- Supreme Court of the United States

Argued December 7, 1993 Decided May 16, 1994
- Full case name: C & A Carbone, Inc., et al., Petitioners v. Town of Clarkstown, New York
- Citations: 511 U.S. 383 (more) 114 S. Ct. 1677; 128 L. Ed. 2d 399

Holding
- Clarkstown's ordinance gave preference to local private industry and was thus unconstitutional under the Dormant Commerce Clause

Court membership
- Chief Justice William Rehnquist Associate Justices Harry Blackmun · John P. Stevens Sandra Day O'Connor · Antonin Scalia Anthony Kennedy · David Souter Clarence Thomas · Ruth Bader Ginsburg

Case opinions
- Majority: Kennedy, joined by Stevens, Scalia, Thomas, Ginsburg
- Concurrence: O'Connor
- Dissent: Souter, joined by Rehnquist, Blackmun

Laws applied
- U.S. Const. art. I § 8 cl. 3 (Commerce Clause), Dormant Commerce Clause

= C&A Carbone, Inc. v. Town of Clarkstown =

C&A Carbone, Inc. v. Town of Clarkstown, New York, 511 U.S. 383 (1994), was a case before the United States Supreme Court in which the plaintiff, a private recycler with business in Clarkstown, New York, sought to ship its non-recyclable waste to cheaper waste processors out-of-state. Clarkstown opposed the move, and the company then brought suit, raising the unconstitutionality of Clarkstown's "flow control ordinance," which required solid wastes that were not recyclable or hazardous to be deposited at a particular private company's transfer facility. The ordinance involved fees that were above market rates. The Supreme Court sided with the plaintiff, concluding that Clarkstown's ordinance violated the Dormant Commerce Clause.

DATA BLOCK>
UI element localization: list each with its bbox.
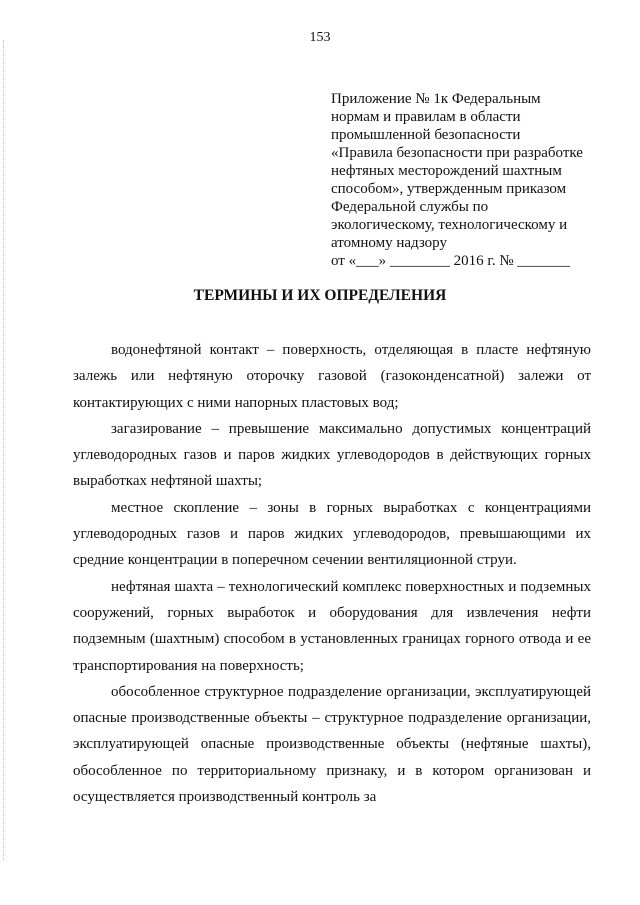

TASK DIRECTIONS> Copy the passage on C&A Carbone v. Town of Clarkstown word for word, between "Laws applied" and "Dormant Commerce Clause.", inclusive.

THE OUTPUT>
Laws applied
- U.S. Const. art. I § 8 cl. 3 (Commerce Clause), Dormant Commerce Clause

= C&A Carbone, Inc. v. Town of Clarkstown =

C&A Carbone, Inc. v. Town of Clarkstown, New York, 511 U.S. 383 (1994), was a case before the United States Supreme Court in which the plaintiff, a private recycler with business in Clarkstown, New York, sought to ship its non-recyclable waste to cheaper waste processors out-of-state. Clarkstown opposed the move, and the company then brought suit, raising the unconstitutionality of Clarkstown's "flow control ordinance," which required solid wastes that were not recyclable or hazardous to be deposited at a particular private company's transfer facility. The ordinance involved fees that were above market rates. The Supreme Court sided with the plaintiff, concluding that Clarkstown's ordinance violated the Dormant Commerce Clause.